▶ Text segment
+++
5. MEDICAL INSURANCE; FRINGE BENEFITS. Employee shall be entitled to
participate in such medical and health benefit protection, life insurance
coverage, or other fringe benefits as are provided by the Corporation to its
employees generally or its management employees generally and such other
fringe benefits as the Board of Directors may establish from time to time
for the benefit of Employee.
6. TRADE SECRETS. Employee agrees not to divulge (other than in the normal
pursuit of Corporation's business) to any unauthorized person or use for
other than Corporation's sole benefit at any time while he is employed and
after he is employed by Corporation, the names and addresses of any past,
present or prospective customers of Corporation, or any of Corporation's
procedures, processes, systems, methods, forms and records or other
information of whatever nature acquired by him as an employee, it being
understood that the foregoing are trade secrets of Corporation and are
disclosed to Employee in confidence. For the purposes of this Paragraph 6,
the term "Corporation" shall include Corporation and any affiliated company.
7. TERMINATION. The term of employment of Employee hereunder shall be
considered to terminate upon the occurrence of any of the following (with
the provisions in this Paragraph 7 not to be construed as limiting
Corporation's ability to otherwise terminate Employee's employment following
the term hereof).
7.1 DEATH OF EMPLOYEE. The death of Employee.
+++
▶ Page segmentation data

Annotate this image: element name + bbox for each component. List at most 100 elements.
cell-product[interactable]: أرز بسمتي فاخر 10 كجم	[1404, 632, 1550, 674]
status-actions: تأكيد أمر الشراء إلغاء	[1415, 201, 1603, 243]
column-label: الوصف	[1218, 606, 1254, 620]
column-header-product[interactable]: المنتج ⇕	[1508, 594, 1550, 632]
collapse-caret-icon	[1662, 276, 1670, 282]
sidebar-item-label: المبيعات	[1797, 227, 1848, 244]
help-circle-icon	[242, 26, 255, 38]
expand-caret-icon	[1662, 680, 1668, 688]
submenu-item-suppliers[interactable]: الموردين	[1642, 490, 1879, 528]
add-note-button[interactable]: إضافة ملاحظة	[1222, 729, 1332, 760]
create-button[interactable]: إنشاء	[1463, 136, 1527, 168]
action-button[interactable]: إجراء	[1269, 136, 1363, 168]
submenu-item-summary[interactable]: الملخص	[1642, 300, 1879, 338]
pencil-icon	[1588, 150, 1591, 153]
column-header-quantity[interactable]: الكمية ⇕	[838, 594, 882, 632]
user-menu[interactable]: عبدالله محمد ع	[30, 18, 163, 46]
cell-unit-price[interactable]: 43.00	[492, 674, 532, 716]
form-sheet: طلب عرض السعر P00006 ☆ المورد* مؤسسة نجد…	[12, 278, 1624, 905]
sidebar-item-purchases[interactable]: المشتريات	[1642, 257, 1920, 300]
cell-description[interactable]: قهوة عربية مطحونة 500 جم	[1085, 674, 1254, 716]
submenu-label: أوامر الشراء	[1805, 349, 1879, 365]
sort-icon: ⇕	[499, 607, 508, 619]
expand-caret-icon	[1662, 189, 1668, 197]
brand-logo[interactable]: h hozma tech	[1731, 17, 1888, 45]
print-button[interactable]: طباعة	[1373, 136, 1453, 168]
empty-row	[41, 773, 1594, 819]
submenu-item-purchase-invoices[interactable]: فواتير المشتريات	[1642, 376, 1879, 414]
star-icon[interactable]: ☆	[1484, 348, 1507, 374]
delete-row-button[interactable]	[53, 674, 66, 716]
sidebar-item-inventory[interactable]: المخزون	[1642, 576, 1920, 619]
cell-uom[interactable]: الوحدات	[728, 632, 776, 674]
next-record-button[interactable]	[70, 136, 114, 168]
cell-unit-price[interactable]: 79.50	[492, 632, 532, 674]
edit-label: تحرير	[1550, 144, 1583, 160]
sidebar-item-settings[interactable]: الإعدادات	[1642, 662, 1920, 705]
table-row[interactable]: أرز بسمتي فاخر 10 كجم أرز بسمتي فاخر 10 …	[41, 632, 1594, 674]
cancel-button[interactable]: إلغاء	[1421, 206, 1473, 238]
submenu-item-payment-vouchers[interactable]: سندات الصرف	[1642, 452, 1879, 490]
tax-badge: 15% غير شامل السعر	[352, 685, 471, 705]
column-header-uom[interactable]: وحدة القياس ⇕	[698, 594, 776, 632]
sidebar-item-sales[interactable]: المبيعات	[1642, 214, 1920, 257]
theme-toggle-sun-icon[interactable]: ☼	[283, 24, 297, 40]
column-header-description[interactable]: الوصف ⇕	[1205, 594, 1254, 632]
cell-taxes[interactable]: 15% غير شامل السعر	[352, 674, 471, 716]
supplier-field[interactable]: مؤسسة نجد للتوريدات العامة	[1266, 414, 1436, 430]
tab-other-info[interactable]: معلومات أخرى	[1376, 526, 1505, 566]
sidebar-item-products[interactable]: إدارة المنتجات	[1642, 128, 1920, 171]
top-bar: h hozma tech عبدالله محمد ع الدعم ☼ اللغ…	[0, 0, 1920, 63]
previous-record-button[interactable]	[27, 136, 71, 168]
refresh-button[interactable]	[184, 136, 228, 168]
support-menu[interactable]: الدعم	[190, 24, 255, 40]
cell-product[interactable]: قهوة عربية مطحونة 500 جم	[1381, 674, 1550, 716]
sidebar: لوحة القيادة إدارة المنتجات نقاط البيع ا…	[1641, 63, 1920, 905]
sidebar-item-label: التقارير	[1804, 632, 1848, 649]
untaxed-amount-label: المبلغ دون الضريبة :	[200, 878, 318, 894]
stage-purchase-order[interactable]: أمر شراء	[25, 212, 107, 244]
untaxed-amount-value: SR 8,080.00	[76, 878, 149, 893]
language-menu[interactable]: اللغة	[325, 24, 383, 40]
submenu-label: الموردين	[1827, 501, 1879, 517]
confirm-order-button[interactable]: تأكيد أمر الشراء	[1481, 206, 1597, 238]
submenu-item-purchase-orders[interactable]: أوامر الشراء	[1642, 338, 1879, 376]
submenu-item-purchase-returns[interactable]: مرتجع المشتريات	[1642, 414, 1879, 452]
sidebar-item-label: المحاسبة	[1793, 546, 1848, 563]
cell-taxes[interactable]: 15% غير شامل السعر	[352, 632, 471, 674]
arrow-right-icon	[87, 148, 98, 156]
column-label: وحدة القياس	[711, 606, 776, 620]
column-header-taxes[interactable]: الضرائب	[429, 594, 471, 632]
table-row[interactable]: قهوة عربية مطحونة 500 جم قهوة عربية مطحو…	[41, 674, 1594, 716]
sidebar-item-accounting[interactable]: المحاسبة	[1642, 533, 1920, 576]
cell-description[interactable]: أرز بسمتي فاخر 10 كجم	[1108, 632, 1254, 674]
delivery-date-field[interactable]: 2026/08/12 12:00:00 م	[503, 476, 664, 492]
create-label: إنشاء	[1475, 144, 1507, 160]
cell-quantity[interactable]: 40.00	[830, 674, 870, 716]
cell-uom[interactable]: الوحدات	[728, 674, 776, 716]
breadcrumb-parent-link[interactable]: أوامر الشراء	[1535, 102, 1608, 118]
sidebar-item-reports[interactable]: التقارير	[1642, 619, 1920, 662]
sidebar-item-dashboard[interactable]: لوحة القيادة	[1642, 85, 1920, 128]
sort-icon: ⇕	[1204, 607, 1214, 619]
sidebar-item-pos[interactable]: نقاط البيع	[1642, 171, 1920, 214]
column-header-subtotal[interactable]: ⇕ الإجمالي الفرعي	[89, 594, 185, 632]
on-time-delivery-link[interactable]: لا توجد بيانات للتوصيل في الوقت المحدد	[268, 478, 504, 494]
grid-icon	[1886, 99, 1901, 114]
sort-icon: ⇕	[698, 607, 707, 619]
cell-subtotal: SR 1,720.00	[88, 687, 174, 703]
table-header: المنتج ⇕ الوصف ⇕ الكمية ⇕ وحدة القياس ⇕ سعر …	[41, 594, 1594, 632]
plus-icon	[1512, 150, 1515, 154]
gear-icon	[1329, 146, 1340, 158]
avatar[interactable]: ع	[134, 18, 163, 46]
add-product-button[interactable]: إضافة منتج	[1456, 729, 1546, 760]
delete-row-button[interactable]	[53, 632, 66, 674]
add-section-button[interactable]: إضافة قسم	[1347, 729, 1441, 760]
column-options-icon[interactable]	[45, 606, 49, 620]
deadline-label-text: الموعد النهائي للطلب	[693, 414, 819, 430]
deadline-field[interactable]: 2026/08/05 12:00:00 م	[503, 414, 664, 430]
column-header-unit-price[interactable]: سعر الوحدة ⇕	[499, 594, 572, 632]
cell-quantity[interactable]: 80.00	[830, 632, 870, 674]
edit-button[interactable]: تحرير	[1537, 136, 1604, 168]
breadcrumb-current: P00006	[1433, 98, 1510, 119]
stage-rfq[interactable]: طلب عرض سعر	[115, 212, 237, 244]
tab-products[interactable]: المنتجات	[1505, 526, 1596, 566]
+++
▶ Work instruction 1
Answer these about the employment agreement excerpt:
(a) Besides the benefits the Corporation provides to its employees generally, who may establish other fringe benefits for Employee?
(b) For the purposes of Paragraph 6, what does the term "Corporation" include?
(c) What is the first event listed under Paragraph 7 upon which the term of employment terminates?
▶ Work instruction 2
Copy the employment agreement excerpt word for word, between "6. TRADE SECRETS." and "any affiliated company.", inclusive.
▶ Work instruction 3
Resume the employment agreement excerpt after its final sentence.

▶ Exercise output 1
(a) The Board of Directors.
(b) Corporation and any affiliated company.
(c) The death of Employee.

▶ Exercise output 2
6. TRADE SECRETS. Employee agrees not to divulge (other than in the normal
pursuit of Corporation's business) to any unauthorized person or use for
other than Corporation's sole benefit at any time while he is employed and
after he is employed by Corporation, the names and addresses of any past,
present or prospective customers of Corporation, or any of Corporation's
procedures, processes, systems, methods, forms and records or other
information of whatever nature acquired by him as an employee, it being
understood that the foregoing are trade secrets of Corporation and are
disclosed to Employee in confidence. For the purposes of this Paragraph 6,
the term "Corporation" shall include Corporation and any affiliated company.

▶ Exercise output 3
7.2 DISABILITY OF EMPLOYEE. For purposes of this Agreement,
Employee shall be considered to be disabled if he is unable to
perform his services hereunder for a continuous period of
ninety (90) consecutive calendar days by reason of physical or
mental illness or incapacity. If there is any dispute as to
whether Employee is or was physically or mentally unable to
perform his duties hereunder, such question shall be submitted
to a licensed physician for determination, If the parties
cannot agree upon a licensed physician for purposes of making
such determination within five (5) days after written notice
by one party to the other, then both parties shall each select
a licensed physician who together shall appoint a third
licensed physician who will then make such determination. The
determination of such physician as to such mental or physical
condition of Employee shall be binding and conclusive upon the
parties. A disability shall be considered as a continuing
disability unless Employee returns to full-time employment
rendering all of the duties of his position pursuant to
Paragraph 1, above, for a period of sixty (60) consecutive
calendar days.
7.3 THE COMMISSION OF A PROHIBITED ACT BY EMPLOYEE. A prohibited
act shall be any of the following if committed by Employee
directly r indirectly without the prior written approval of an
officer of Corporation.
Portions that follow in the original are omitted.